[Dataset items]

==*==

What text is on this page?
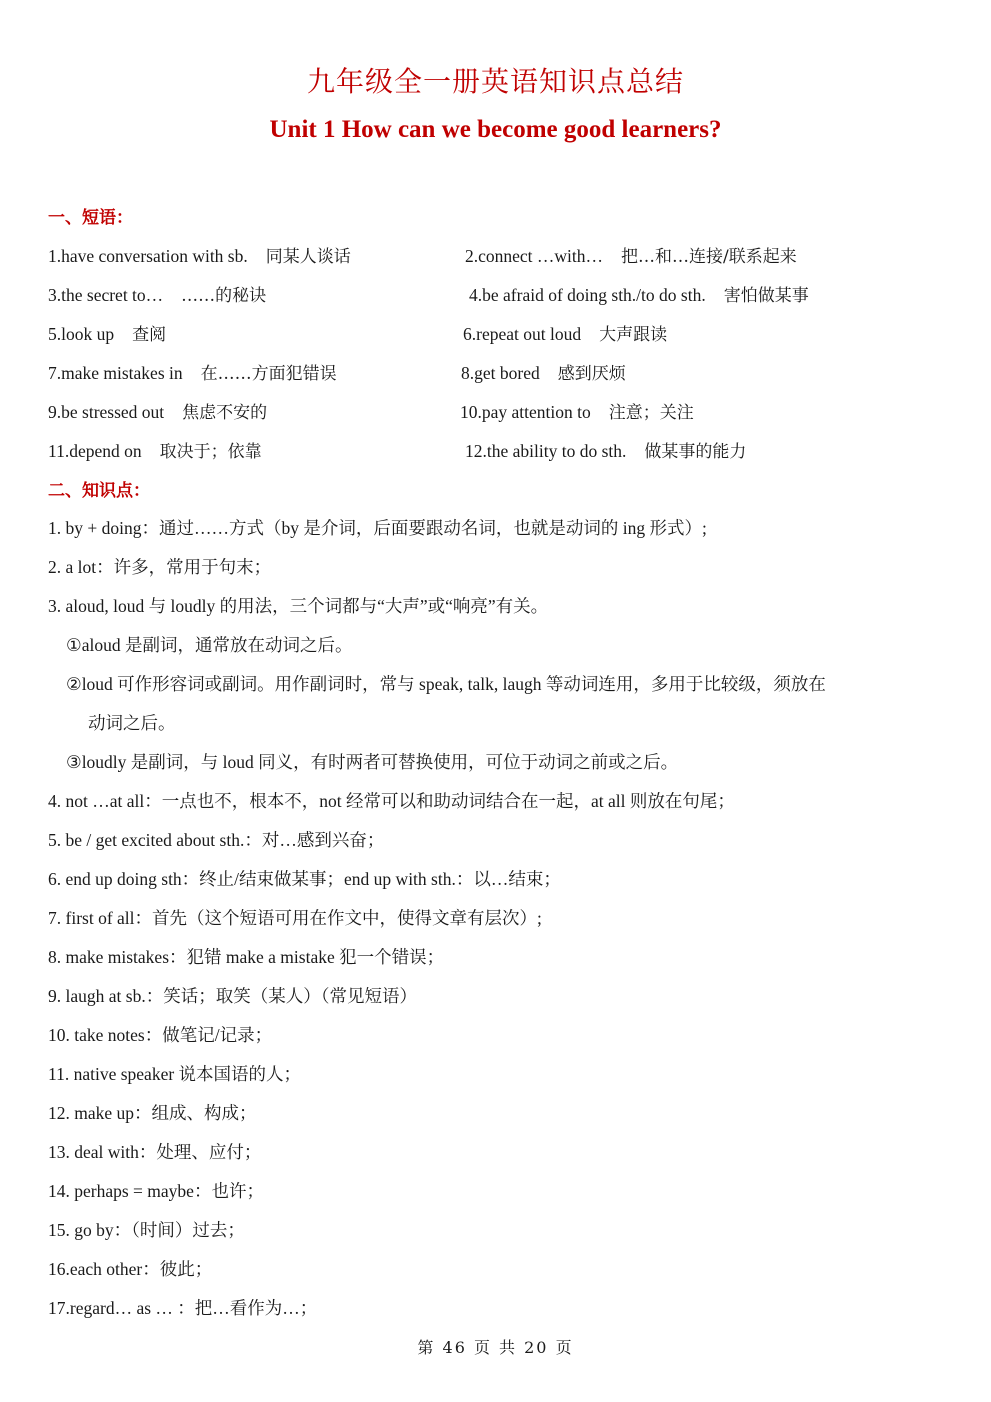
九年级全一册英语知识点总结
Unit 1 How can we become good learners?
一、短语：
1.have conversation with sb. 同某人谈话	2.connect …with… 把…和…连接/联系起来
3.the secret to… ……的秘诀	4.be afraid of doing sth./to do sth. 害怕做某事
5.look up 查阅	6.repeat out loud 大声跟读
7.make mistakes in 在……方面犯错误	8.get bored 感到厌烦
9.be stressed out 焦虑不安的	10.pay attention to 注意；关注
11.depend on 取决于；依靠	12.the ability to do sth. 做某事的能力
二、知识点：
1. by + doing：通过……方式（by 是介词，后面要跟动名词，也就是动词的 ing 形式）;
2. a lot：许多，常用于句末；
3. aloud, loud 与 loudly 的用法，三个词都与“大声”或“响亮”有关。
①aloud 是副词，通常放在动词之后。
②loud 可作形容词或副词。用作副词时，常与 speak, talk, laugh 等动词连用，多用于比较级，须放在
动词之后。
③loudly 是副词，与 loud 同义，有时两者可替换使用，可位于动词之前或之后。
4. not …at all：一点也不，根本不，not 经常可以和助动词结合在一起，at all 则放在句尾；
5. be / get excited about sth.：对…感到兴奋；
6. end up doing sth：终止/结束做某事；end up with sth.：以…结束；
7. first of all：首先（这个短语可用在作文中，使得文章有层次）;
8. make mistakes：犯错 make a mistake 犯一个错误；
9. laugh at sb.：笑话；取笑（某人）（常见短语）
10. take notes：做笔记/记录；
11. native speaker 说本国语的人；
12. make up：组成、构成；
13. deal with：处理、应付；
14. perhaps = maybe：也许；
15. go by：（时间）过去；
16.each other：彼此；
17.regard… as … ：把…看作为…；
第 46 页 共 20 页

==*==

**REQUIRED WORK**
Going over the lines above, work out how many include "with", then give only that number.

**REPLY TO THE TASK**
3